Copy every entry word for word, but skip the pictures.
##############################
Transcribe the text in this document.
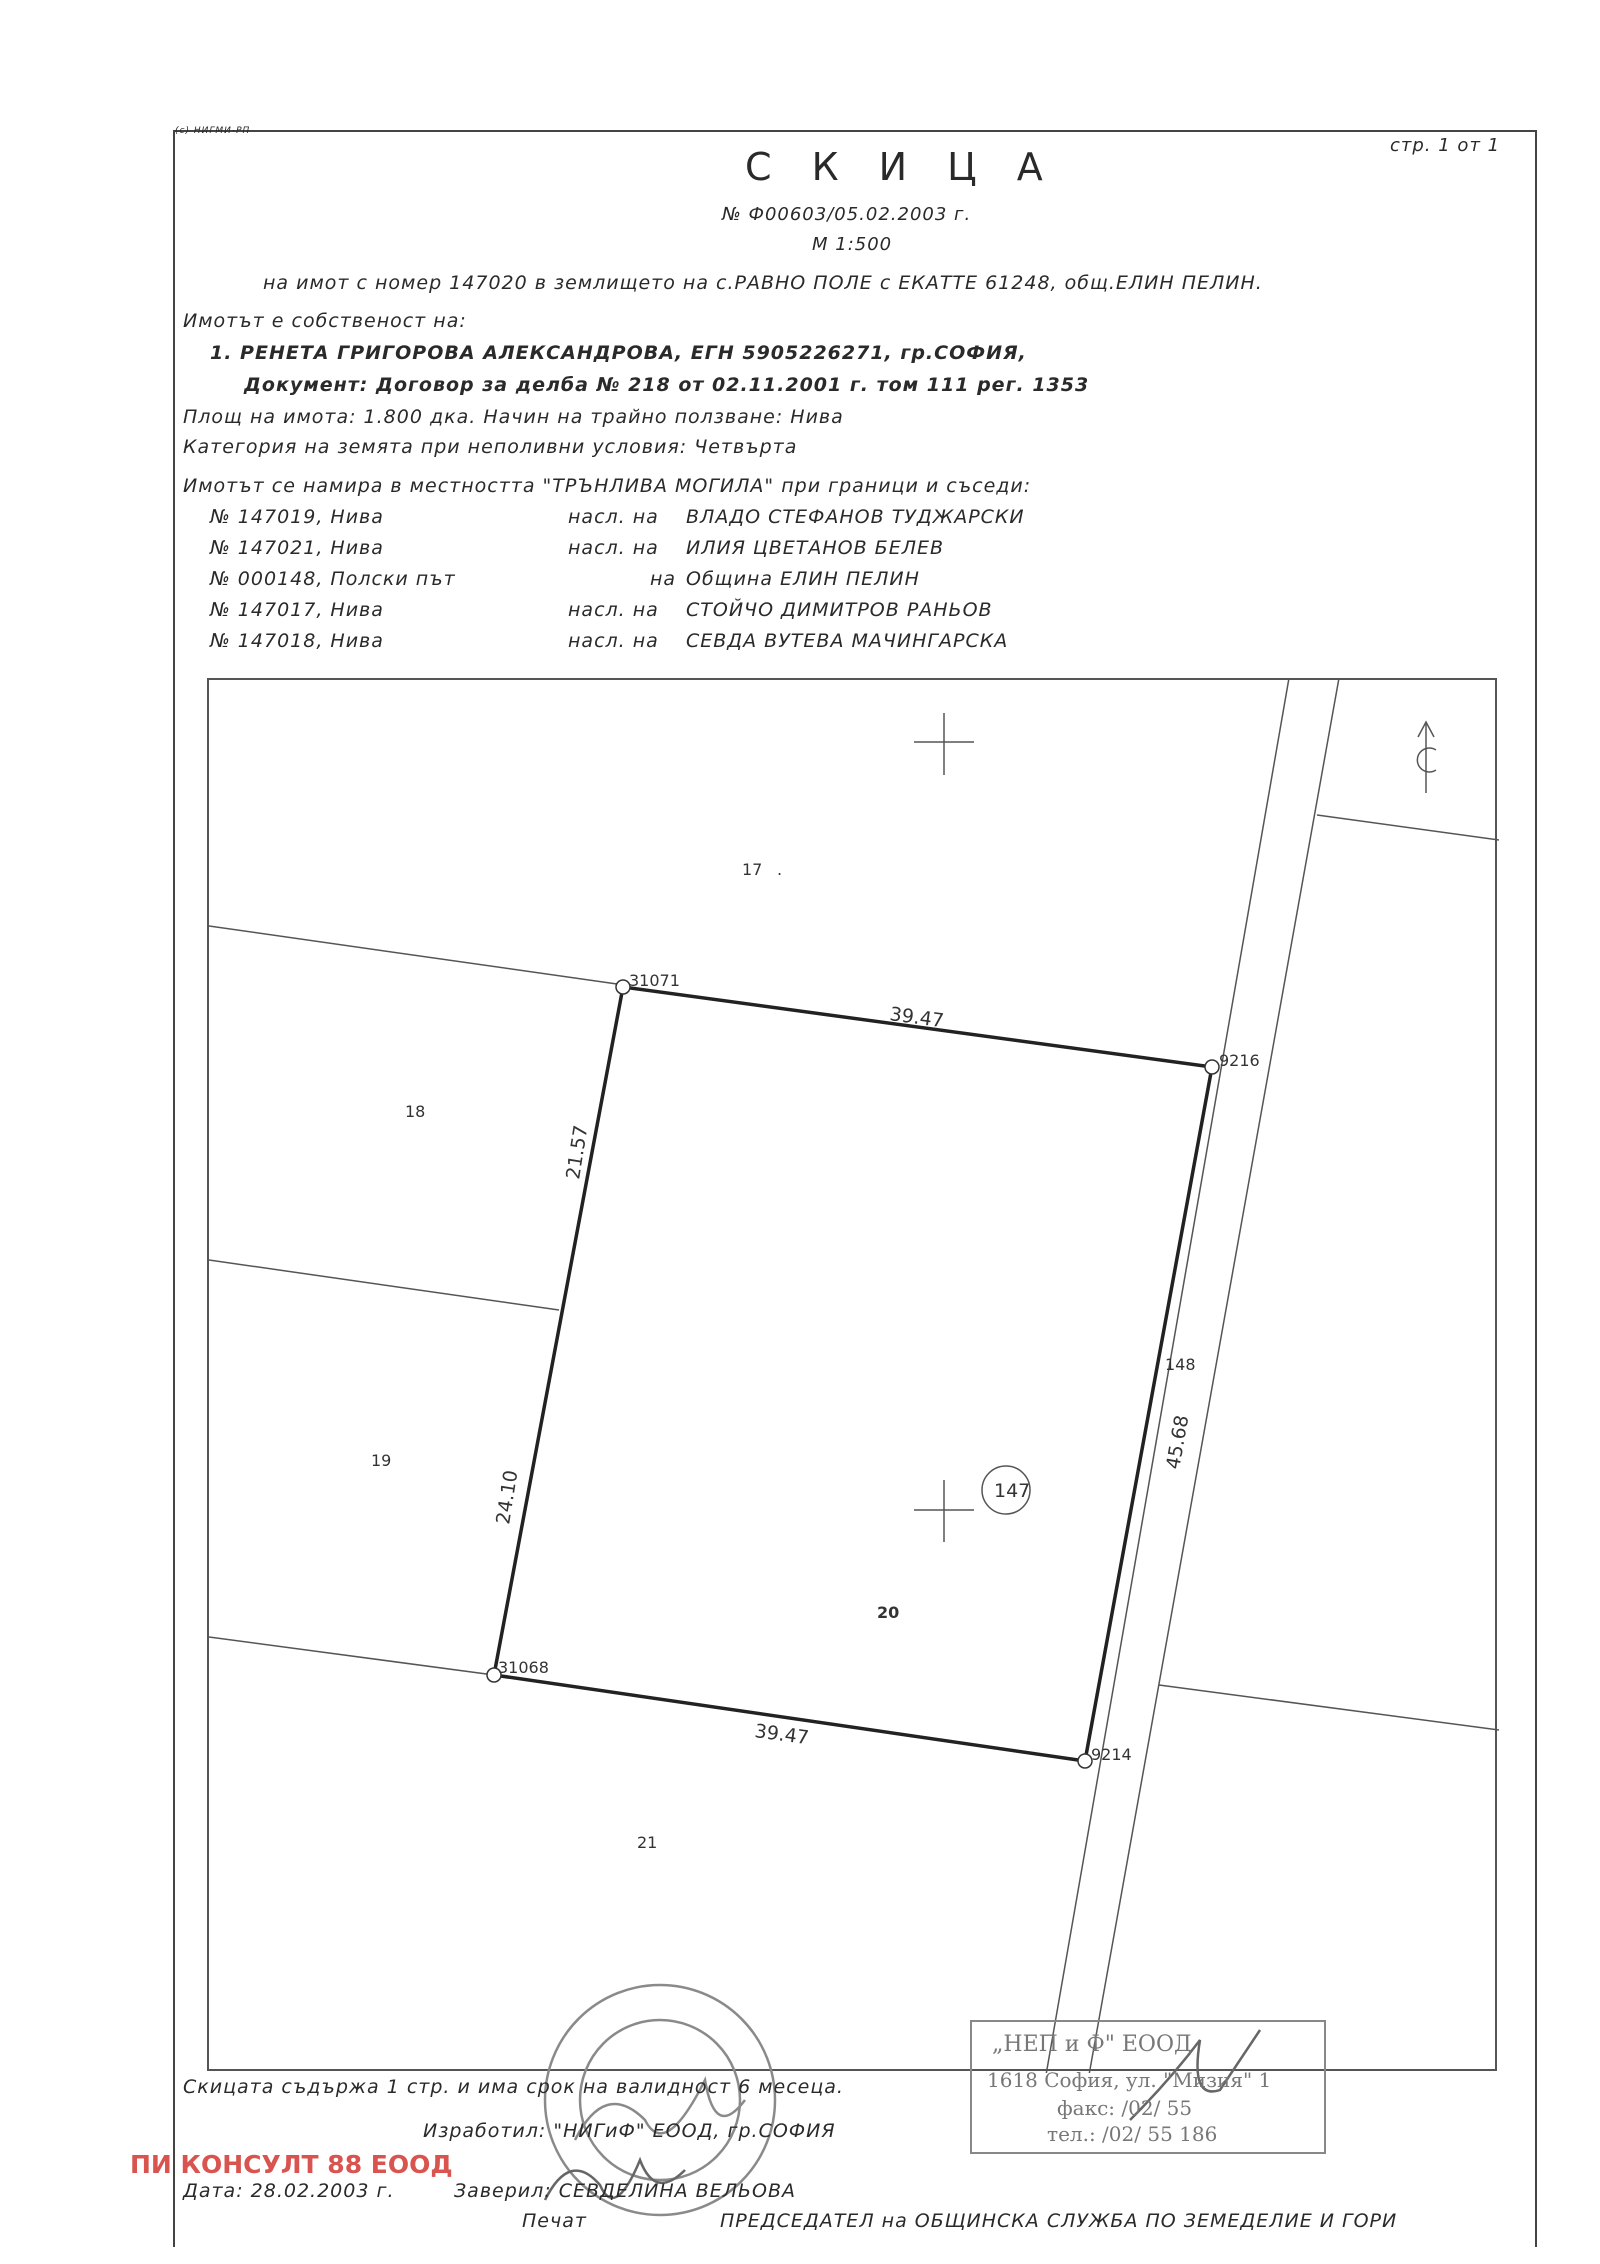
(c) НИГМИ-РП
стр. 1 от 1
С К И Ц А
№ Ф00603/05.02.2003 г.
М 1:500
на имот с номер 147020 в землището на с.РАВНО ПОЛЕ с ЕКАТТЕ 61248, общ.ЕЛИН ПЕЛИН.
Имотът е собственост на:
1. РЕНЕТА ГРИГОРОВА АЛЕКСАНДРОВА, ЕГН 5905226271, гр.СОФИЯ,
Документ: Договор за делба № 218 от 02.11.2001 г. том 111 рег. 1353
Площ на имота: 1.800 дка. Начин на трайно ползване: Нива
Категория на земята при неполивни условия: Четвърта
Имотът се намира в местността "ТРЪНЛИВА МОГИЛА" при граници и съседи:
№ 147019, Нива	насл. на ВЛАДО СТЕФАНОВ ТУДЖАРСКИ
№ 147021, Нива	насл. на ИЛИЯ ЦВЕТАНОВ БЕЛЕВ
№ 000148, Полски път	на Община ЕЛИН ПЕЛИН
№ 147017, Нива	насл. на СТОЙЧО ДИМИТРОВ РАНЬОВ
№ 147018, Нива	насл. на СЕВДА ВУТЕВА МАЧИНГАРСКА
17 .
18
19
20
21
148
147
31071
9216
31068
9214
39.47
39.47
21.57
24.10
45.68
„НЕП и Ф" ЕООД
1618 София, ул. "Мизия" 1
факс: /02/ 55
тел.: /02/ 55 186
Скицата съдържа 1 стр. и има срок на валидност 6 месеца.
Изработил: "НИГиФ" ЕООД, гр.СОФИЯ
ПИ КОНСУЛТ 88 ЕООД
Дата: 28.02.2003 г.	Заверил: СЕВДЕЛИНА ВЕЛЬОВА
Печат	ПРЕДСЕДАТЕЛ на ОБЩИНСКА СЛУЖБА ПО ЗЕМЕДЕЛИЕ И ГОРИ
##############################
» **Solved problem**:
Transcribe the text in this document.
(c) НИГМИ-РП
стр. 1 от 1
С К И Ц А
№ Ф00603/05.02.2003 г.
М 1:500
на имот с номер 147020 в землището на с.РАВНО ПОЛЕ с ЕКАТТЕ 61248, общ.ЕЛИН ПЕЛИН.
Имотът е собственост на:
1. РЕНЕТА ГРИГОРОВА АЛЕКСАНДРОВА, ЕГН 5905226271, гр.СОФИЯ,
Документ: Договор за делба № 218 от 02.11.2001 г. том 111 рег. 1353
Площ на имота: 1.800 дка. Начин на трайно ползване: Нива
Категория на земята при неполивни условия: Четвърта
Имотът се намира в местността "ТРЪНЛИВА МОГИЛА" при граници и съседи:
№ 147019, Нива	насл. на ВЛАДО СТЕФАНОВ ТУДЖАРСКИ
№ 147021, Нива	насл. на ИЛИЯ ЦВЕТАНОВ БЕЛЕВ
№ 000148, Полски път	на Община ЕЛИН ПЕЛИН
№ 147017, Нива	насл. на СТОЙЧО ДИМИТРОВ РАНЬОВ
№ 147018, Нива	насл. на СЕВДА ВУТЕВА МАЧИНГАРСКА
17 .
18
19
20
21
148
147
31071
9216
31068
9214
39.47
39.47
21.57
24.10
45.68
„НЕП и Ф" ЕООД
1618 София, ул. "Мизия" 1
факс: /02/ 55
тел.: /02/ 55 186
Скицата съдържа 1 стр. и има срок на валидност 6 месеца.
Изработил: "НИГиФ" ЕООД, гр.СОФИЯ
ПИ КОНСУЛТ 88 ЕООД
Дата: 28.02.2003 г.	Заверил: СЕВДЕЛИНА ВЕЛЬОВА
Печат	ПРЕДСЕДАТЕЛ на ОБЩИНСКА СЛУЖБА ПО ЗЕМЕДЕЛИЕ И ГОРИ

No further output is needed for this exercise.